** Begin Supplied records **

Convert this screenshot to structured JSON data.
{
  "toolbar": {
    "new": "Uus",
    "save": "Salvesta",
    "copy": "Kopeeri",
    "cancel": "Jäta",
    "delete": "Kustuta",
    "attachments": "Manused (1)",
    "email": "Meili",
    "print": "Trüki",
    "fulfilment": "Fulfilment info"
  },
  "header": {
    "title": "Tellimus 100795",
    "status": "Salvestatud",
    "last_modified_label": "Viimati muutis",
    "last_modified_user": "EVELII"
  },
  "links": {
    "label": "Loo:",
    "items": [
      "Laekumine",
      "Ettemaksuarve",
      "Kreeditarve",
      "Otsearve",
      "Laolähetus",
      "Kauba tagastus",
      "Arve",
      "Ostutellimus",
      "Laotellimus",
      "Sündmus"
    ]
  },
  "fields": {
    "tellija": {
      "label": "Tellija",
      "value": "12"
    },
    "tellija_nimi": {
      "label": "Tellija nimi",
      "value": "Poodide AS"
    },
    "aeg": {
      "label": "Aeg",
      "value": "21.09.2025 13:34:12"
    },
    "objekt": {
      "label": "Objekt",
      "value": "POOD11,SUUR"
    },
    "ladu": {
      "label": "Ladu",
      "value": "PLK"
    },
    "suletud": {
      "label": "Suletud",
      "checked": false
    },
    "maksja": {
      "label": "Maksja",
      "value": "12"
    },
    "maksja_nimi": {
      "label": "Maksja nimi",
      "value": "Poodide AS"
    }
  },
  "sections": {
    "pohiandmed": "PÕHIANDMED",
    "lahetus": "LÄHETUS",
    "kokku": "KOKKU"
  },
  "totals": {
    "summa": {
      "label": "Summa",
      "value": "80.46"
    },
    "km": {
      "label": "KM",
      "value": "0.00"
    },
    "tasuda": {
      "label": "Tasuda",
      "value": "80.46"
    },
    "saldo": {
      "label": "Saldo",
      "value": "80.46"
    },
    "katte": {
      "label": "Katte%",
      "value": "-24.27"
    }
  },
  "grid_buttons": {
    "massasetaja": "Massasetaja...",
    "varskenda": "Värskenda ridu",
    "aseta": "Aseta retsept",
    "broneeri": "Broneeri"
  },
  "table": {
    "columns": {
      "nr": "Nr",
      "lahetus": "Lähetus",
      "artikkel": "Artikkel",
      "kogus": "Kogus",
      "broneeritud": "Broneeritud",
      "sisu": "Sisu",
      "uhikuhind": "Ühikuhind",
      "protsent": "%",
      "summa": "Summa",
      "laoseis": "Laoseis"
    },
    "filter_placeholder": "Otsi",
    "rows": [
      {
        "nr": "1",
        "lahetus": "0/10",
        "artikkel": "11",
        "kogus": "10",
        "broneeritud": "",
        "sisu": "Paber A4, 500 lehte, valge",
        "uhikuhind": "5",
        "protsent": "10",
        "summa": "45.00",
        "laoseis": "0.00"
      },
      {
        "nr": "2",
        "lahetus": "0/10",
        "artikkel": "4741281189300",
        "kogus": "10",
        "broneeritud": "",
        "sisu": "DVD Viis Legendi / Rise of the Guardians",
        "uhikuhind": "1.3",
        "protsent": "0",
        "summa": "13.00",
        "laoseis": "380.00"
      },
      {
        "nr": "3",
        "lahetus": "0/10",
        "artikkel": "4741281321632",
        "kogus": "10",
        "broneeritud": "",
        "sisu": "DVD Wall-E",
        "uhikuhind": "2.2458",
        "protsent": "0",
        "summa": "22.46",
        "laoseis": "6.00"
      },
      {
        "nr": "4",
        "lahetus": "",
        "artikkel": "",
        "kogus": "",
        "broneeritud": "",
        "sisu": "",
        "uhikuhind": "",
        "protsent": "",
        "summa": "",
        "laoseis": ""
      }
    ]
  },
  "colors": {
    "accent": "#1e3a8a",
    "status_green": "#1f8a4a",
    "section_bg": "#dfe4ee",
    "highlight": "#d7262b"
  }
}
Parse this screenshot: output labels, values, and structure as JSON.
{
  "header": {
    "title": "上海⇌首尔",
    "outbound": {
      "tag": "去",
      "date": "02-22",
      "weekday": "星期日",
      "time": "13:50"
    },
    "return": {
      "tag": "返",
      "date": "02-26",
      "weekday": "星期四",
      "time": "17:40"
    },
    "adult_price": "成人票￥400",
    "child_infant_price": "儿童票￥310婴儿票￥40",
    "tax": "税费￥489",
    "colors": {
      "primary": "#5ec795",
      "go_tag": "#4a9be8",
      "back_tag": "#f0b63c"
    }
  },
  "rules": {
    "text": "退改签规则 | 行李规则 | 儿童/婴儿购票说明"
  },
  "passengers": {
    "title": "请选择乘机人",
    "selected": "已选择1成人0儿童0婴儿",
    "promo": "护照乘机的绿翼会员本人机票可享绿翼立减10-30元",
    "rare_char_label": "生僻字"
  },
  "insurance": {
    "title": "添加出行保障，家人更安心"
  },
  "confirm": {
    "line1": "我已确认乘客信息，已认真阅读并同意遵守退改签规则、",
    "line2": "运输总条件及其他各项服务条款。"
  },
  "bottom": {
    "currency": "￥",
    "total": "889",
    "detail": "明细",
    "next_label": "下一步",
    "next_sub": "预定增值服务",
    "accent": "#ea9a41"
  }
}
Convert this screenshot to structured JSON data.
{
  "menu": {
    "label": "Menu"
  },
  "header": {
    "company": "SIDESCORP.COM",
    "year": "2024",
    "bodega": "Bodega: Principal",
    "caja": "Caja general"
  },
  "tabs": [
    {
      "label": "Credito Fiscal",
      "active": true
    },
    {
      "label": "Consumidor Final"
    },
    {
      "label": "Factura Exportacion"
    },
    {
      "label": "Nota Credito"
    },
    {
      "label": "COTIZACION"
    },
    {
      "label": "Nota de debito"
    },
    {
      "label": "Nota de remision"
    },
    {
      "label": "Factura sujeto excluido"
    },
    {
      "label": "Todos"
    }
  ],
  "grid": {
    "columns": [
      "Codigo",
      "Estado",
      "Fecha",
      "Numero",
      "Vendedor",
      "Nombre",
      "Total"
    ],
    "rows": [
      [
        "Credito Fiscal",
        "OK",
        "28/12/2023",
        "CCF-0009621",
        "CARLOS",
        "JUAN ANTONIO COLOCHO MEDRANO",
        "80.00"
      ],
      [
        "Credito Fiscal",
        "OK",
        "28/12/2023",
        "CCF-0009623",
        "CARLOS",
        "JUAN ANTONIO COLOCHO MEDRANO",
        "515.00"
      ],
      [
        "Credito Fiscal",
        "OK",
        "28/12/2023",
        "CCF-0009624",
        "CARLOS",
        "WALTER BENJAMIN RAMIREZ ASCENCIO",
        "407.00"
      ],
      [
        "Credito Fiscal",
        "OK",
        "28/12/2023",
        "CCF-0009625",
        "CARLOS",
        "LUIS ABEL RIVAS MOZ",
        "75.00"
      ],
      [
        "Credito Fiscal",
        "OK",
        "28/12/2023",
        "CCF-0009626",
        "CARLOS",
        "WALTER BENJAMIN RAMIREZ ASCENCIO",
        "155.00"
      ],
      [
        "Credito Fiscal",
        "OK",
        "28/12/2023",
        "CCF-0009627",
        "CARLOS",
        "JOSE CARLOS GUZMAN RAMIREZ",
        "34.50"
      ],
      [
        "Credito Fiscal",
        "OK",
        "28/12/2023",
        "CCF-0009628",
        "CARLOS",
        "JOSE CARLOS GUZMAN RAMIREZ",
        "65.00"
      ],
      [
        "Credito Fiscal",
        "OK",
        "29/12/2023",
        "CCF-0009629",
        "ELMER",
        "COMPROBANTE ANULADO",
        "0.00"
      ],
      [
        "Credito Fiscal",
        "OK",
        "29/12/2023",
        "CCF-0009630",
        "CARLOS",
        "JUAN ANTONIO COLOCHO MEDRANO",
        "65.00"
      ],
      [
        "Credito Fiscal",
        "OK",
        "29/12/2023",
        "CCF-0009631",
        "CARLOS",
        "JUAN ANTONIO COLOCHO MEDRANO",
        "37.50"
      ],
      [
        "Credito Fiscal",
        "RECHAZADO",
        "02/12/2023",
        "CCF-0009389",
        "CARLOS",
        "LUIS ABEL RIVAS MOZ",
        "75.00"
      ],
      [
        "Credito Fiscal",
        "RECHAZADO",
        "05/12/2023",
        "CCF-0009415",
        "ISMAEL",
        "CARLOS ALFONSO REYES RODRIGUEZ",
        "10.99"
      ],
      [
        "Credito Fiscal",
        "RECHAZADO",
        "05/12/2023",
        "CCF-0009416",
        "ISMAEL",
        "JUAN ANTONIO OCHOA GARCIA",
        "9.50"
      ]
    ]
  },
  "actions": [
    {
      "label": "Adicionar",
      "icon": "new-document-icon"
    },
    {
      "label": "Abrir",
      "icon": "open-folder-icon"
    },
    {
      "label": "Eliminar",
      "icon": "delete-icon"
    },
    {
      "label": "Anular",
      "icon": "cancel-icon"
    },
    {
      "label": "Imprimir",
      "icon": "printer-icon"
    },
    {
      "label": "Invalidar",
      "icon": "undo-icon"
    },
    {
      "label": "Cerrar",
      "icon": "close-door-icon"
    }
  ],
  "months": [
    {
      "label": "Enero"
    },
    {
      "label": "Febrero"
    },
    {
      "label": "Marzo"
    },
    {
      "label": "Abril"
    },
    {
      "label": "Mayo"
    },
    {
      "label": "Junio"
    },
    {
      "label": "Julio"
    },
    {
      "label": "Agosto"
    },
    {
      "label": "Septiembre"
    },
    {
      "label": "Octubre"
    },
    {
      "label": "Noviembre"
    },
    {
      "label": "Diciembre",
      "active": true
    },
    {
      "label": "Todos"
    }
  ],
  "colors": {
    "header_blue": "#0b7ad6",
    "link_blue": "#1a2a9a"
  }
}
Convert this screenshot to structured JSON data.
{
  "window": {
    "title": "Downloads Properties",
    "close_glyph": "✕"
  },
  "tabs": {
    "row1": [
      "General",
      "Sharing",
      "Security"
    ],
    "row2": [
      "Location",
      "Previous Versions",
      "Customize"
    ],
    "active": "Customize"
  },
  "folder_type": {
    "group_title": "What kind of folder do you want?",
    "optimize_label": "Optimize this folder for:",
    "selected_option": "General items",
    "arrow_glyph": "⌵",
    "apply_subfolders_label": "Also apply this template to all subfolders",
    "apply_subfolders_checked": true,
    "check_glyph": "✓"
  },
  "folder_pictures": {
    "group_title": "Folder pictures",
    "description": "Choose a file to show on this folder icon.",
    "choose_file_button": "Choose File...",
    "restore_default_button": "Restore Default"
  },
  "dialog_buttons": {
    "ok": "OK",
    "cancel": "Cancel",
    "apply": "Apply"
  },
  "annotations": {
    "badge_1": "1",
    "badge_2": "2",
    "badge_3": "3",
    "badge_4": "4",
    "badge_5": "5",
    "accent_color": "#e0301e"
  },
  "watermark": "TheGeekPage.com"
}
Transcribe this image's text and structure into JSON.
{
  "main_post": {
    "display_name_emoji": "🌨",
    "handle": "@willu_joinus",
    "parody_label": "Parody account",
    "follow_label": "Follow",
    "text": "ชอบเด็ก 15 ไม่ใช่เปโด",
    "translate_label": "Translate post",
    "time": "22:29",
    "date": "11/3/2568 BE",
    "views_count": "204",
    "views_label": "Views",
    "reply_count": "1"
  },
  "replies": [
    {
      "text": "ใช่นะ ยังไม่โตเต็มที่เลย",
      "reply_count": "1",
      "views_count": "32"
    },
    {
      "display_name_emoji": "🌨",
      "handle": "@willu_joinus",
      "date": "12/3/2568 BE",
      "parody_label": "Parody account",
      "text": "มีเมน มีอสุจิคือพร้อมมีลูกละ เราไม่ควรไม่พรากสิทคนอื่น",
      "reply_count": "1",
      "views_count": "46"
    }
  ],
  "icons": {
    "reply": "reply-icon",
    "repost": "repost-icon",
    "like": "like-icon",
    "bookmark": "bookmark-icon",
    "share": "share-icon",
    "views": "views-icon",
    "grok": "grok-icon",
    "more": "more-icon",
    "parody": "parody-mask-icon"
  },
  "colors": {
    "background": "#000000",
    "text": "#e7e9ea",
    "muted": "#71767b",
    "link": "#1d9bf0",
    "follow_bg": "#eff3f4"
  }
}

** End Supplied records **

» What you should do
Report only how many lines in the entries contain "items".

» Written response
2